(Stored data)
-=-=-=-=-
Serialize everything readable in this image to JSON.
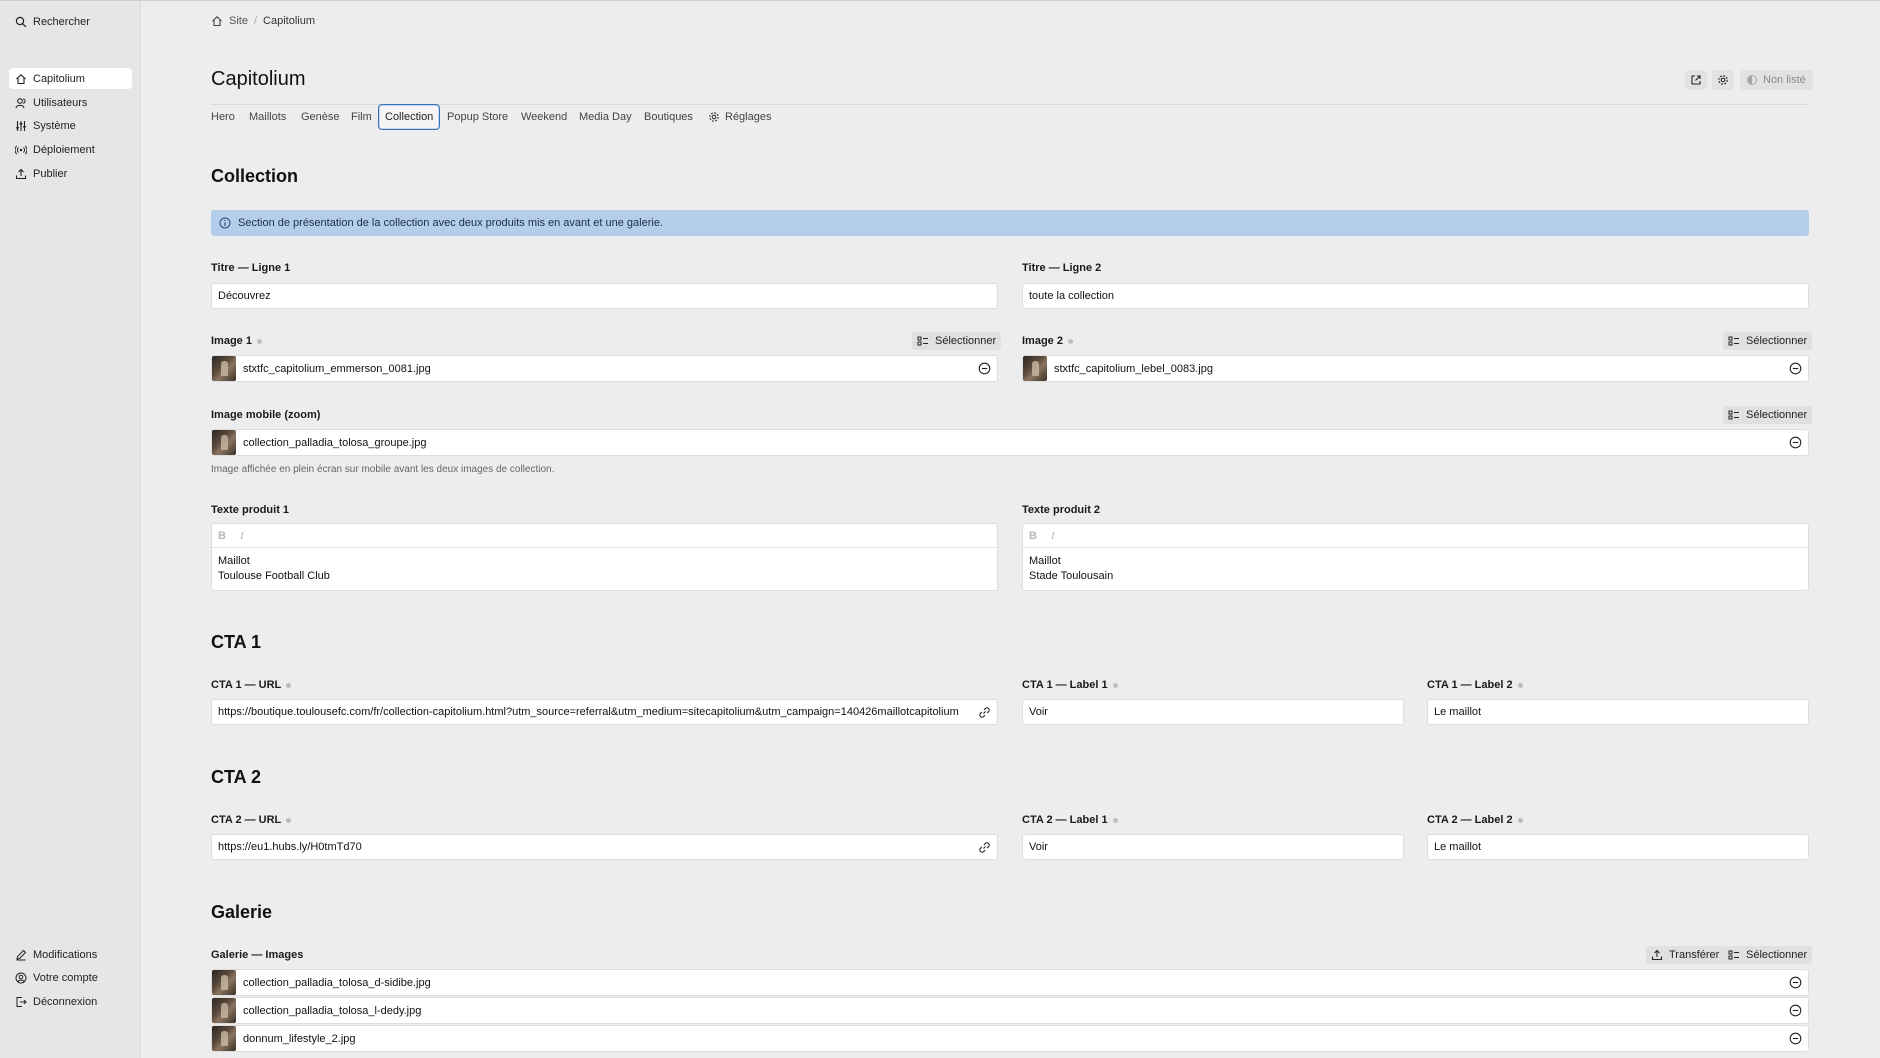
{
  "sidebar": {
    "search_label": "Rechercher",
    "items": [
      {
        "label": "Capitolium",
        "icon": "home-icon",
        "active": true
      },
      {
        "label": "Utilisateurs",
        "icon": "users-icon"
      },
      {
        "label": "Système",
        "icon": "sliders-icon"
      },
      {
        "label": "Déploiement",
        "icon": "broadcast-icon"
      },
      {
        "label": "Publier",
        "icon": "upload-icon"
      }
    ],
    "bottom_items": [
      {
        "label": "Modifications",
        "icon": "pencil-icon"
      },
      {
        "label": "Votre compte",
        "icon": "account-icon"
      },
      {
        "label": "Déconnexion",
        "icon": "logout-icon"
      }
    ]
  },
  "breadcrumb": {
    "root": "Site",
    "current": "Capitolium"
  },
  "page": {
    "title": "Capitolium",
    "status_label": "Non listé"
  },
  "tabs": [
    {
      "label": "Hero"
    },
    {
      "label": "Maillots"
    },
    {
      "label": "Genèse"
    },
    {
      "label": "Film"
    },
    {
      "label": "Collection",
      "active": true
    },
    {
      "label": "Popup Store"
    },
    {
      "label": "Weekend"
    },
    {
      "label": "Media Day"
    },
    {
      "label": "Boutiques"
    },
    {
      "label": "Réglages",
      "icon": "gear-icon"
    }
  ],
  "collection": {
    "title": "Collection",
    "info": "Section de présentation de la collection avec deux produits mis en avant et une galerie.",
    "titre1": {
      "label": "Titre — Ligne 1",
      "value": "Découvrez"
    },
    "titre2": {
      "label": "Titre — Ligne 2",
      "value": "toute la collection"
    },
    "image1": {
      "label": "Image 1",
      "file": "stxtfc_capitolium_emmerson_0081.jpg"
    },
    "image2": {
      "label": "Image 2",
      "file": "stxtfc_capitolium_lebel_0083.jpg"
    },
    "image_mobile": {
      "label": "Image mobile (zoom)",
      "file": "collection_palladia_tolosa_groupe.jpg",
      "hint": "Image affichée en plein écran sur mobile avant les deux images de collection."
    },
    "texte1": {
      "label": "Texte produit 1",
      "line1": "Maillot",
      "line2": "Toulouse Football Club"
    },
    "texte2": {
      "label": "Texte produit 2",
      "line1": "Maillot",
      "line2": "Stade Toulousain"
    },
    "bold_label": "B",
    "italic_label": "I",
    "select_label": "Sélectionner"
  },
  "cta1": {
    "title": "CTA 1",
    "url_label": "CTA 1 — URL",
    "url": "https://boutique.toulousefc.com/fr/collection-capitolium.html?utm_source=referral&utm_medium=sitecapitolium&utm_campaign=140426maillotcapitolium",
    "label1_label": "CTA 1 — Label 1",
    "label1": "Voir",
    "label2_label": "CTA 1 — Label 2",
    "label2": "Le maillot"
  },
  "cta2": {
    "title": "CTA 2",
    "url_label": "CTA 2 — URL",
    "url": "https://eu1.hubs.ly/H0tmTd70",
    "label1_label": "CTA 2 — Label 1",
    "label1": "Voir",
    "label2_label": "CTA 2 — Label 2",
    "label2": "Le maillot"
  },
  "galerie": {
    "title": "Galerie",
    "images_label": "Galerie — Images",
    "upload_label": "Transférer",
    "select_label": "Sélectionner",
    "files": [
      "collection_palladia_tolosa_d-sidibe.jpg",
      "collection_palladia_tolosa_l-dedy.jpg",
      "donnum_lifestyle_2.jpg"
    ]
  }
}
-=-=-=-=-
— GIVEN INSTRUCTION —
Print all of the entries word for word. Omit the pictures they contain.

— THE COMPLETED TASK —
Serialize everything readable in this image to JSON.
{
  "sidebar": {
    "search_label": "Rechercher",
    "items": [
      {
        "label": "Capitolium",
        "icon": "home-icon",
        "active": true
      },
      {
        "label": "Utilisateurs",
        "icon": "users-icon"
      },
      {
        "label": "Système",
        "icon": "sliders-icon"
      },
      {
        "label": "Déploiement",
        "icon": "broadcast-icon"
      },
      {
        "label": "Publier",
        "icon": "upload-icon"
      }
    ],
    "bottom_items": [
      {
        "label": "Modifications",
        "icon": "pencil-icon"
      },
      {
        "label": "Votre compte",
        "icon": "account-icon"
      },
      {
        "label": "Déconnexion",
        "icon": "logout-icon"
      }
    ]
  },
  "breadcrumb": {
    "root": "Site",
    "current": "Capitolium"
  },
  "page": {
    "title": "Capitolium",
    "status_label": "Non listé"
  },
  "tabs": [
    {
      "label": "Hero"
    },
    {
      "label": "Maillots"
    },
    {
      "label": "Genèse"
    },
    {
      "label": "Film"
    },
    {
      "label": "Collection",
      "active": true
    },
    {
      "label": "Popup Store"
    },
    {
      "label": "Weekend"
    },
    {
      "label": "Media Day"
    },
    {
      "label": "Boutiques"
    },
    {
      "label": "Réglages",
      "icon": "gear-icon"
    }
  ],
  "collection": {
    "title": "Collection",
    "info": "Section de présentation de la collection avec deux produits mis en avant et une galerie.",
    "titre1": {
      "label": "Titre — Ligne 1",
      "value": "Découvrez"
    },
    "titre2": {
      "label": "Titre — Ligne 2",
      "value": "toute la collection"
    },
    "image1": {
      "label": "Image 1",
      "file": "stxtfc_capitolium_emmerson_0081.jpg"
    },
    "image2": {
      "label": "Image 2",
      "file": "stxtfc_capitolium_lebel_0083.jpg"
    },
    "image_mobile": {
      "label": "Image mobile (zoom)",
      "file": "collection_palladia_tolosa_groupe.jpg",
      "hint": "Image affichée en plein écran sur mobile avant les deux images de collection."
    },
    "texte1": {
      "label": "Texte produit 1",
      "line1": "Maillot",
      "line2": "Toulouse Football Club"
    },
    "texte2": {
      "label": "Texte produit 2",
      "line1": "Maillot",
      "line2": "Stade Toulousain"
    },
    "bold_label": "B",
    "italic_label": "I",
    "select_label": "Sélectionner"
  },
  "cta1": {
    "title": "CTA 1",
    "url_label": "CTA 1 — URL",
    "url": "https://boutique.toulousefc.com/fr/collection-capitolium.html?utm_source=referral&utm_medium=sitecapitolium&utm_campaign=140426maillotcapitolium",
    "label1_label": "CTA 1 — Label 1",
    "label1": "Voir",
    "label2_label": "CTA 1 — Label 2",
    "label2": "Le maillot"
  },
  "cta2": {
    "title": "CTA 2",
    "url_label": "CTA 2 — URL",
    "url": "https://eu1.hubs.ly/H0tmTd70",
    "label1_label": "CTA 2 — Label 1",
    "label1": "Voir",
    "label2_label": "CTA 2 — Label 2",
    "label2": "Le maillot"
  },
  "galerie": {
    "title": "Galerie",
    "images_label": "Galerie — Images",
    "upload_label": "Transférer",
    "select_label": "Sélectionner",
    "files": [
      "collection_palladia_tolosa_d-sidibe.jpg",
      "collection_palladia_tolosa_l-dedy.jpg",
      "donnum_lifestyle_2.jpg"
    ]
  }
}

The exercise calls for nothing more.